Compute grid sample.

Given an input and a flow-field grid, computes the output using input values and pixel locations from grid.

Currently, only spatial (4-D) and volumetric (5-D) input are supported.

In the spatial (4-D) case, for input with shape $(N, C, H_\text{in}, W_\text{in})$ and grid with shape $(N, H_\text{out}, W_\text{out}, 2)$, the output will have shape $(N, C, H_\text{out}, W_\text{out})$.

For each output location output[n, :, h, w], the size-2 vector grid[n, h, w] specifies input pixel locations x and y, which are used to interpolate the output value output[n, :, h, w]. In the case of 5D inputs, grid[n, d, h, w] specifies the x, y, z pixel locations for interpolating output[n, :, d, h, w]. mode argument specifies nearest or bilinear interpolation method to sample the input pixels.

grid specifies the sampling pixel locations normalized by the input spatial dimensions. Therefore, it should have most values in the range of [-1, 1]. For example, values x = -1, y = -1 is the left-top pixel of input, and values x = 1, y = 1 is the right-bottom pixel of input.

If grid has values outside the range of [-1, 1], the corresponding outputs are handled as defined by padding_mode. Options are

• padding_mode="zeros": use 0 for out-of-bound grid locations,

• padding_mode="border": use border values for out-of-bound grid locations,

• padding_mode="reflection": use values at locations reflected by the border for out-of-bound grid locations. For location far away from the border, it will keep being reflected until becoming in bound, e.g., (normalized) pixel location x = -3.5 reflects by border -1 and becomes x' = 1.5, then reflects by border 1 and becomes x'' = -0.5.

Note

This function is often used in conjunction with affine_grid() to build Spatial Transformer Networks .

Note

When using the CUDA backend, this operation may induce nondeterministic behaviour in its backward pass that is not easily switched off. Please see the notes on Reproducibility for background.

Note

NaN values in grid would be interpreted as -1.

Coordinate annotation records:
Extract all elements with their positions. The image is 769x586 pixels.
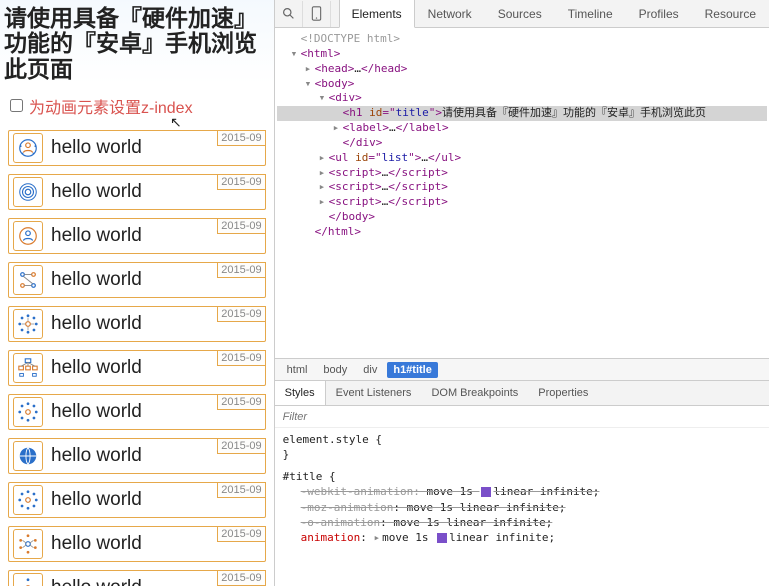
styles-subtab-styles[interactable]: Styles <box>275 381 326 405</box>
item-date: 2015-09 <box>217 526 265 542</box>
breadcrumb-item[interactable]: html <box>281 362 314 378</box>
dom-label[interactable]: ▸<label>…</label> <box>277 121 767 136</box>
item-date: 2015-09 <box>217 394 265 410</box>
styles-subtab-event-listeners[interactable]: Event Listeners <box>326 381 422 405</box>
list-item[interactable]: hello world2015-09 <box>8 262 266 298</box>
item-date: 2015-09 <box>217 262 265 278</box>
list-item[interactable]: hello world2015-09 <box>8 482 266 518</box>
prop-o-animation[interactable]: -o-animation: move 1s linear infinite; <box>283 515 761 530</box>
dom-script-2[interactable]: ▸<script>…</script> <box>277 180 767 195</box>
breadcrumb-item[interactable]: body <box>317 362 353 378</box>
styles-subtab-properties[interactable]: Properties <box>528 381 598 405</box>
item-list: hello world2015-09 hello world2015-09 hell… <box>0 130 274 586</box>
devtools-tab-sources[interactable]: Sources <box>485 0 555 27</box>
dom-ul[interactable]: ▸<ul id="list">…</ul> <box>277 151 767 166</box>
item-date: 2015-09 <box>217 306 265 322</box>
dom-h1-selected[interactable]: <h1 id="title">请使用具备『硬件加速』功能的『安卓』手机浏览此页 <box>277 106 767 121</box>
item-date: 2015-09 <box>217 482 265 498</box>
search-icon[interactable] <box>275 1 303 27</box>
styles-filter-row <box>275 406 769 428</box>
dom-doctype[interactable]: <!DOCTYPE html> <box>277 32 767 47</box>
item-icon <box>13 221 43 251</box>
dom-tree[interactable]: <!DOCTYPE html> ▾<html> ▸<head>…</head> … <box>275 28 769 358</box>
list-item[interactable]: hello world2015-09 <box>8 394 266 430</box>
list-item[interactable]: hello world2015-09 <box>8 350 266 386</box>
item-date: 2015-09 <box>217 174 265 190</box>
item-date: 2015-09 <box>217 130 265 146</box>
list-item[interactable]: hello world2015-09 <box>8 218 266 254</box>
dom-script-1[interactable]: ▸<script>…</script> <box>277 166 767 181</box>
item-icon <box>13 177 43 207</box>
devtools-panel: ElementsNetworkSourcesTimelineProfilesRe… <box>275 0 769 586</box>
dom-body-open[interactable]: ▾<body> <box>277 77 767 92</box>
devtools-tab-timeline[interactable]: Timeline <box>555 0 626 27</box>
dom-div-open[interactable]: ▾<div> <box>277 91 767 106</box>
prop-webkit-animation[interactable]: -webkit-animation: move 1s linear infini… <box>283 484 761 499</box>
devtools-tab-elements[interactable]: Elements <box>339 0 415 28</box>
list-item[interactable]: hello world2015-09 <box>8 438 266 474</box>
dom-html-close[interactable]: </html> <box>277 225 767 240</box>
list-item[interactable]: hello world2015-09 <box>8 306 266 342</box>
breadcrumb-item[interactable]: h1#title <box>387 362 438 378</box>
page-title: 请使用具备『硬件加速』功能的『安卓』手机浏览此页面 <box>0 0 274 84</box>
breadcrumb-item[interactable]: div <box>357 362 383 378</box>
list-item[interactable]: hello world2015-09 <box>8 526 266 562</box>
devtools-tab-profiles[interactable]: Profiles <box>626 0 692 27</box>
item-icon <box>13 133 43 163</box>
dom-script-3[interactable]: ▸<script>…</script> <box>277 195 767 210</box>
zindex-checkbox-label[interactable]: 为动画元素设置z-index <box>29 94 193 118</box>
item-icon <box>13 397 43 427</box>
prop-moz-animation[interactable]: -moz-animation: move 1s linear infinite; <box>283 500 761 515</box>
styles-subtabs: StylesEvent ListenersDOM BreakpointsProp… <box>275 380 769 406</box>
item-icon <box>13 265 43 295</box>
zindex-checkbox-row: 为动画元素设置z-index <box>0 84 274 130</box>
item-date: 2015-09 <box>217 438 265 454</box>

= List of tasks =
[1] Rewrite the grid sample text starting with "Given an input" and going on through "the input pixels.", replacing "pixel locations" with "sampling coordinates".
[2] Carry on the grid sample text past its final line.

= The responses =
[1]
Given an input and a flow-field grid, computes the output using input values and sampling coordinates from grid.

Currently, only spatial (4-D) and volumetric (5-D) input are supported.

In the spatial (4-D) case, for input with shape $(N, C, H_\text{in}, W_\text{in})$ and grid with shape $(N, H_\text{out}, W_\text{out}, 2)$, the output will have shape $(N, C, H_\text{out}, W_\text{out})$.

For each output location output[n, :, h, w], the size-2 vector grid[n, h, w] specifies input sampling coordinates x and y, which are used to interpolate the output value output[n, :, h, w]. In the case of 5D inputs, grid[n, d, h, w] specifies the x, y, z sampling coordinates for interpolating output[n, :, d, h, w]. mode argument specifies nearest or bilinear interpolation method to sample the input pixels.

[2]
Parameters
• input (Tensor) – input of shape $(N, C, H_\text{in}, W_\text{in})$ (4-D case) or $(N, C, D_\text{in}, H_\text{in}, W_\text{in})$ (5-D case)

• grid (Tensor) – flow-field of shape $(N, H_\text{out}, W_\text{out}, 2)$ (4-D case) or $(N, D_\text{out}, H_\text{out}, W_\text{out}, 3)$ (5-D case)

• mode (str) – interpolation mode to calculate output values 'bilinear' | 'nearest' | 'bicubic'. Default: 'bilinear' Note: mode='bicubic' supports only 4-D input. When mode='bilinear' and the input is 5-D, the interpolation mode used internally will actually be trilinear. However, when the input is 4-D, the interpolation mode will legitimately be bilinear.

• padding_mode (str) – padding mode for outside grid values 'zeros' | 'border' | 'reflection'. Default: 'zeros'

• align_corners (bool, optional) – Geometrically, we consider the pixels of the input as squares rather than points. If set to True, the extrema (-1 and 1) are considered as referring to the center points of the input’s corner pixels. If set to False, they are instead considered as referring to the corner points of the input’s corner pixels, making the sampling more resolution agnostic. This option parallels the align_corners option in interpolate(), and so whichever option is used here should also be used there to resize the input image before grid sampling. Default: False

Returns

output Tensor

Return type

output (Tensor)

Warning

When align_corners = True, the grid positions depend on the pixel size relative to the input image size, and so the locations sampled by grid_sample() will differ for the same input given at different resolutions (that is, after being upsampled or downsampled). The default behavior up to version 1.2.0 was align_corners = True. Since then, the default behavior has been changed to align_corners = False, in order to bring it in line with the default for interpolate().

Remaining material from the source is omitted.